__Data to use__:
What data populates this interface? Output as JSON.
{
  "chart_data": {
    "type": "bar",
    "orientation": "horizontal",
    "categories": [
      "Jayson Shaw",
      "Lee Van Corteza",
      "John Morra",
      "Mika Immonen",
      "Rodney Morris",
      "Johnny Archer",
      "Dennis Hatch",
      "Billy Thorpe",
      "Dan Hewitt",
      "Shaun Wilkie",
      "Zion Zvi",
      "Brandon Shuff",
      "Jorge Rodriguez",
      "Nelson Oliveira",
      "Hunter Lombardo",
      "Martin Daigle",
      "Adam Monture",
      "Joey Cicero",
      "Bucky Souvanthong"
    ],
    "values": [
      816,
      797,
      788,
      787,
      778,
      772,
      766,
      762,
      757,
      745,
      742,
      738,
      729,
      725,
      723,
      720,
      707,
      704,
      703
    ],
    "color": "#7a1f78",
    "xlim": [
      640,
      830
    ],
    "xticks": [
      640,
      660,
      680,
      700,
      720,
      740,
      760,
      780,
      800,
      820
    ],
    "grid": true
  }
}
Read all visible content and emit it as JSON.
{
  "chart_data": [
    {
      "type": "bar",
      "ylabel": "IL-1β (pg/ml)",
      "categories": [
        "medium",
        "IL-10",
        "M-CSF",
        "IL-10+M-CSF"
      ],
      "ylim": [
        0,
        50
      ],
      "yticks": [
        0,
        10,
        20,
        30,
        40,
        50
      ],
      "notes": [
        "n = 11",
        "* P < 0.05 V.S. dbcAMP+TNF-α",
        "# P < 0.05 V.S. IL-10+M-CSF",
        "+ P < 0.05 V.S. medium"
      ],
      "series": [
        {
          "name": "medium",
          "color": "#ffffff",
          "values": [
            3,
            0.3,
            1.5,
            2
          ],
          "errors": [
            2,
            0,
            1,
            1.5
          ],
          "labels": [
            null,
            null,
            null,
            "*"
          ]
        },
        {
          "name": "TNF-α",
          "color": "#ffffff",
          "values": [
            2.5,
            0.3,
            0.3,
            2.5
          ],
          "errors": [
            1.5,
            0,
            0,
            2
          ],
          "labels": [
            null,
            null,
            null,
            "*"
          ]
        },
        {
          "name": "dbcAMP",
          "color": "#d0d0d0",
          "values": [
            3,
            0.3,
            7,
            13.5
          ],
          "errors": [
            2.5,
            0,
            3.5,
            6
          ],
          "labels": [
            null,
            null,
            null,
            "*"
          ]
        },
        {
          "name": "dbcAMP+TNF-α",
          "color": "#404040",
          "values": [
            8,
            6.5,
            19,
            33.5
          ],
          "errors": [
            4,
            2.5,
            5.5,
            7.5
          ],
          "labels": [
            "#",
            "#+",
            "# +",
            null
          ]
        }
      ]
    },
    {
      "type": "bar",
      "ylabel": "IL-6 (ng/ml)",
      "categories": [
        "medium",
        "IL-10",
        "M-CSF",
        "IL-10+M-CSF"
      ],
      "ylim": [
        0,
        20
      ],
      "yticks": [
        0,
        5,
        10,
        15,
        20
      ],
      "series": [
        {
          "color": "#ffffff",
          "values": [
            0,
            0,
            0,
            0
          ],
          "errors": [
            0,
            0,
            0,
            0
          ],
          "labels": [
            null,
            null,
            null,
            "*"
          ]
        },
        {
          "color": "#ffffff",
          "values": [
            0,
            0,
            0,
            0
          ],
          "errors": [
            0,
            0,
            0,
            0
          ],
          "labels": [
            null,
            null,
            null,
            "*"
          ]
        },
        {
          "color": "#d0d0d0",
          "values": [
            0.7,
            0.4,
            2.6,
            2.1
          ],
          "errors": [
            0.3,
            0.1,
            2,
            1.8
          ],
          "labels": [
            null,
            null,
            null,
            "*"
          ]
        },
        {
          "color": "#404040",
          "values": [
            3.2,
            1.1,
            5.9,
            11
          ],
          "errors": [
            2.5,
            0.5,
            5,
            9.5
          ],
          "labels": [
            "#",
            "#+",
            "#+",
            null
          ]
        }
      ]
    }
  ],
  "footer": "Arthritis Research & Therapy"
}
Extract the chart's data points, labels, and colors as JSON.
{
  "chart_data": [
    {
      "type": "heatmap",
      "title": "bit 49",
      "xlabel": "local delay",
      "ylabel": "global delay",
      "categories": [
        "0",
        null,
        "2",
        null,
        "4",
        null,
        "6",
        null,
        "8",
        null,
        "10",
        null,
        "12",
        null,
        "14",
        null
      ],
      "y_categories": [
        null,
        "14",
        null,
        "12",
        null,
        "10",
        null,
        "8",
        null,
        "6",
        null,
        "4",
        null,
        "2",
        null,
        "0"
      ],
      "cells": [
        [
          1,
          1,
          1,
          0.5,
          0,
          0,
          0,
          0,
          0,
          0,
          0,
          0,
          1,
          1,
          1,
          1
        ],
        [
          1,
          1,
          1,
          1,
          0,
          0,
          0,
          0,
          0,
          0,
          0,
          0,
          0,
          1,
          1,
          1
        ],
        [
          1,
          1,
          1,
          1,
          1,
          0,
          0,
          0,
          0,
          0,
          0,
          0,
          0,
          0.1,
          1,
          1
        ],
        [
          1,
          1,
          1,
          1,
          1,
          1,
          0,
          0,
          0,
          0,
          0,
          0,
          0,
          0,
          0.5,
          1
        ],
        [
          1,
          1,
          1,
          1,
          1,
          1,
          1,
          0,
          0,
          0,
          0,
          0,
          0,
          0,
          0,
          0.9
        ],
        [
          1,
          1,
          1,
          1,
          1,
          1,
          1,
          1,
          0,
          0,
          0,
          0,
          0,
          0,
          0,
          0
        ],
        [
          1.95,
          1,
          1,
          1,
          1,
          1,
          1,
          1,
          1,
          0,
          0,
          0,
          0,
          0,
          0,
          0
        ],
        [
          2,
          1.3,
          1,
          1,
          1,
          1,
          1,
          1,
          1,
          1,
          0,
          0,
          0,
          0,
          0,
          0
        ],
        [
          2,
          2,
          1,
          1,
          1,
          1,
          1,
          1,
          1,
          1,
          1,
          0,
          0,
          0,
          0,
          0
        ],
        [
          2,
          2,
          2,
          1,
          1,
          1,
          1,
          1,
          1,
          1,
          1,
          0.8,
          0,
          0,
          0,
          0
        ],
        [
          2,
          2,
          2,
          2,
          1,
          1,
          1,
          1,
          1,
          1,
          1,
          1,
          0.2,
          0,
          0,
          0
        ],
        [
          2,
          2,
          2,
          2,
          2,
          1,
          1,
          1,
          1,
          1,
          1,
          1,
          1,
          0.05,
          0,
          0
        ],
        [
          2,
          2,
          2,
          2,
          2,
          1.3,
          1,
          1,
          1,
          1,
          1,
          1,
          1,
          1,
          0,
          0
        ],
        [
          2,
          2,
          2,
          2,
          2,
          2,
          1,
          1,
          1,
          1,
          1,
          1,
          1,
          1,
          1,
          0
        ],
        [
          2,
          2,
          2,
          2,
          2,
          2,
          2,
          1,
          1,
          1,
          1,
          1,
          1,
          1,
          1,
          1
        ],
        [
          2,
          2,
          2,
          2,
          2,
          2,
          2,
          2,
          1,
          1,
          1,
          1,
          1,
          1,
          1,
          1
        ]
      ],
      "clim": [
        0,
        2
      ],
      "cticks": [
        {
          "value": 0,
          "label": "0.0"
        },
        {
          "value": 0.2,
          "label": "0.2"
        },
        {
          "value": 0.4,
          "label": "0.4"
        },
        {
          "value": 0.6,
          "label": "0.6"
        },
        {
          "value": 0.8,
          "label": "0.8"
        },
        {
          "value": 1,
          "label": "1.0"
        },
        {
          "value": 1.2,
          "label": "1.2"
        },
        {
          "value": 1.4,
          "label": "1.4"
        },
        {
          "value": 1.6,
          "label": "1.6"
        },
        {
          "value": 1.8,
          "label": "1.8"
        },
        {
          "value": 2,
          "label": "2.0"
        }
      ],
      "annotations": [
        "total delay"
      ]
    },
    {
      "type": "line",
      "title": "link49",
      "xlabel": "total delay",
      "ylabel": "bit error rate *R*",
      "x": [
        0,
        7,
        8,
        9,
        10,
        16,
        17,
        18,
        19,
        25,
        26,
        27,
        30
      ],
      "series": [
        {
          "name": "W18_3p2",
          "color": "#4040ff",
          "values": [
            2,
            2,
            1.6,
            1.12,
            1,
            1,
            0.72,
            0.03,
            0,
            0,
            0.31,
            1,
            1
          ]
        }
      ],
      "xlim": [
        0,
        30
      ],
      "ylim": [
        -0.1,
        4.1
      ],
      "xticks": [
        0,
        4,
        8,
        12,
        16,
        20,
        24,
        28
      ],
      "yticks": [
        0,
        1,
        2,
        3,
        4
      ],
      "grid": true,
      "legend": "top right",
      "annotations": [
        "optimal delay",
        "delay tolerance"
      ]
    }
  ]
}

__Do this__: Copy in full each line that holds the word "JSON".

__Correct answer__:
What data populates this interface? Output as JSON.
Read all visible content and emit it as JSON.
Extract the chart's data points, labels, and colors as JSON.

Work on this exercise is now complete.